> _Requirement_: Show all lines holding "prohibited".

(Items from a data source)
^^^^^^^^^^^^^^^^

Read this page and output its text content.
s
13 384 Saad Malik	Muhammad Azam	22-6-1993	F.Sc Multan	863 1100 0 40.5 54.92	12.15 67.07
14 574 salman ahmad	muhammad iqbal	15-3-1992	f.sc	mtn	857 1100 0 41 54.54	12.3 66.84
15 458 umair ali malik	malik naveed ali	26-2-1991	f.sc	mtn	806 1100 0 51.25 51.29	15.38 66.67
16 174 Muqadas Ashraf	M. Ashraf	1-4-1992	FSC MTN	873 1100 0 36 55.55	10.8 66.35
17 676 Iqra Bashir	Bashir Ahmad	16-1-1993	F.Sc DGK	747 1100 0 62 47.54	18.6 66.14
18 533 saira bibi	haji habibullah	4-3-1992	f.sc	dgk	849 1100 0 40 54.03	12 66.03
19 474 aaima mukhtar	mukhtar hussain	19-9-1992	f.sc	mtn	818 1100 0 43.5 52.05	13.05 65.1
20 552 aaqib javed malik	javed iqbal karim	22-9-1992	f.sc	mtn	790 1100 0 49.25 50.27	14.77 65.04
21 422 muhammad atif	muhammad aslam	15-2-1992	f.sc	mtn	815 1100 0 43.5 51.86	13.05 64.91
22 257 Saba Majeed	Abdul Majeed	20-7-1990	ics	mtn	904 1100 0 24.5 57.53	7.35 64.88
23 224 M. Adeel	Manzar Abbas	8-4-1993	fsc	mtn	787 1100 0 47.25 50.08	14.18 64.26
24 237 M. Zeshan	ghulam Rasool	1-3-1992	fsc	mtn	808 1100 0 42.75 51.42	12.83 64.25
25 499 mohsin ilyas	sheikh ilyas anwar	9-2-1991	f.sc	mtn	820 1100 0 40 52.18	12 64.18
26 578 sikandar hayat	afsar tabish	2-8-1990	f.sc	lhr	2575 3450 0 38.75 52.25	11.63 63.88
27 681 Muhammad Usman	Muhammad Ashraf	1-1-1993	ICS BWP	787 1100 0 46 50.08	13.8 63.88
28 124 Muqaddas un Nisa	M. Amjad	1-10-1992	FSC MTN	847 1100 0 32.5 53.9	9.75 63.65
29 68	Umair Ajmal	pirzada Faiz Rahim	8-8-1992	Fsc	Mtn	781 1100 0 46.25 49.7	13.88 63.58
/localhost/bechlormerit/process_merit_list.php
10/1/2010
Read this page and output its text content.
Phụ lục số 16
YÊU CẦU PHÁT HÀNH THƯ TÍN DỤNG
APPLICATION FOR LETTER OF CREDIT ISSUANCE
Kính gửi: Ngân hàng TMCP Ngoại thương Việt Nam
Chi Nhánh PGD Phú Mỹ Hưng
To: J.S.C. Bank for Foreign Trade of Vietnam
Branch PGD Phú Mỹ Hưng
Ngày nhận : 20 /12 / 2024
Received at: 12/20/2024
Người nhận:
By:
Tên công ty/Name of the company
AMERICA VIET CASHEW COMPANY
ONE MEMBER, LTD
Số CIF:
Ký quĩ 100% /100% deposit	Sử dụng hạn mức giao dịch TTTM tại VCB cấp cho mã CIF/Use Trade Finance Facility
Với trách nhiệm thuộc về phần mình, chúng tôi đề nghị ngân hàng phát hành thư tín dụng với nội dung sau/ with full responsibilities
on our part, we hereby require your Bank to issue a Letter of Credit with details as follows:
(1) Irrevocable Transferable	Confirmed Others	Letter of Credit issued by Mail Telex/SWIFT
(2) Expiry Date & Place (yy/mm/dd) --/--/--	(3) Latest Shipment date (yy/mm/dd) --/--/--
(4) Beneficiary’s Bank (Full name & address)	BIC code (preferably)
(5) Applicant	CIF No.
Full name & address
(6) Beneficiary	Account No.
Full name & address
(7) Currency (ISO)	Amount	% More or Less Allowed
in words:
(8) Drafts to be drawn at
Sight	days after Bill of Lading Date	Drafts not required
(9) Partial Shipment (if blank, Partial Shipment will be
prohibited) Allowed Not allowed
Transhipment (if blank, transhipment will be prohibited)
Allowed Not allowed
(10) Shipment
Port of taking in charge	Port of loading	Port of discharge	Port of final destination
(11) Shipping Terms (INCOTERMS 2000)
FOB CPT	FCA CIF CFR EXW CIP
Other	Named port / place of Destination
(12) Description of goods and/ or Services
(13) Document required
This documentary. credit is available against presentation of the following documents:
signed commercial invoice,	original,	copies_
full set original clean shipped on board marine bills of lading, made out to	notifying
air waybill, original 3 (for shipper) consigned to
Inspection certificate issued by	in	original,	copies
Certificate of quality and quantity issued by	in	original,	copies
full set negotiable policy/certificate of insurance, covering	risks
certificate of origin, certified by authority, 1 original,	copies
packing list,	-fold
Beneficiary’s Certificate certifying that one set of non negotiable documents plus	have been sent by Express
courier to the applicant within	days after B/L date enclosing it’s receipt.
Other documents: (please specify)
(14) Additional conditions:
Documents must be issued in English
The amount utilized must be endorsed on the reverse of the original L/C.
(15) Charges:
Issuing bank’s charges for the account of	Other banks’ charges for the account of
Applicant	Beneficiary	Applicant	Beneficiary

^^^^^^^^^^^^^^^^

> _Solution_:
prohibited) Allowed Not allowed
Transhipment (if blank, transhipment will be prohibited)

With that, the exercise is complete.